— Exercise task —
Search the material for the string "Tiri", then return every line where it is found.

— Records for this task —

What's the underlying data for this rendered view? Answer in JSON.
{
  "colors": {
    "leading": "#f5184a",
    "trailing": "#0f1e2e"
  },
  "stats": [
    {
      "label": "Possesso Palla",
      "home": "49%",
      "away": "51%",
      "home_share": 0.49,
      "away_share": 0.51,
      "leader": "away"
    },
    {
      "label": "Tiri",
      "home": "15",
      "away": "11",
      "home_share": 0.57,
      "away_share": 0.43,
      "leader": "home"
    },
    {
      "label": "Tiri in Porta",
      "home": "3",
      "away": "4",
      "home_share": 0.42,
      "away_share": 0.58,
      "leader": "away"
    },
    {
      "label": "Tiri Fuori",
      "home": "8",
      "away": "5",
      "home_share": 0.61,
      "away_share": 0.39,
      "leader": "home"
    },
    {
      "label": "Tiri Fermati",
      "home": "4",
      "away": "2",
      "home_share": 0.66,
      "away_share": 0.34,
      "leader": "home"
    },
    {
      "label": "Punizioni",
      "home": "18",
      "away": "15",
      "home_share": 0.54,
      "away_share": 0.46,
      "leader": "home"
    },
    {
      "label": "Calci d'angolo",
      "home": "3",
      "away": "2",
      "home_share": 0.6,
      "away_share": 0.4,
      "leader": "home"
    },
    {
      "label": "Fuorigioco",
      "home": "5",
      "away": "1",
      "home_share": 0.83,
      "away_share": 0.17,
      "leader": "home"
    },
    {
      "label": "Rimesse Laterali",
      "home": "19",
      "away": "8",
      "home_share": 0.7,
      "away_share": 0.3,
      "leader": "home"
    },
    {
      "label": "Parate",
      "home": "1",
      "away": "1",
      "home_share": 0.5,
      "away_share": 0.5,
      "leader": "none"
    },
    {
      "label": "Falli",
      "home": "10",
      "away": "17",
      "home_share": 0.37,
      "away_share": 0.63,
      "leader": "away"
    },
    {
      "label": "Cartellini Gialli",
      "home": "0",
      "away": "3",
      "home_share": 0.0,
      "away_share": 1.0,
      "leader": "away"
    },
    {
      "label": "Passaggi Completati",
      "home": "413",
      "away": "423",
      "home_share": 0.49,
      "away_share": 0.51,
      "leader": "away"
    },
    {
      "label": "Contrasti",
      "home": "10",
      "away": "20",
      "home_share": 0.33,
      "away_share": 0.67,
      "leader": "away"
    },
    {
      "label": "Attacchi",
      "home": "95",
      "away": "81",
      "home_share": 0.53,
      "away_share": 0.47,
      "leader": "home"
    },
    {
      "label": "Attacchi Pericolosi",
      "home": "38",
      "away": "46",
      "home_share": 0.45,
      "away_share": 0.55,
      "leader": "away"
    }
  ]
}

— Solution below —
      "label": "Tiri",
      "label": "Tiri in Porta",
      "label": "Tiri Fuori",
      "label": "Tiri Fermati",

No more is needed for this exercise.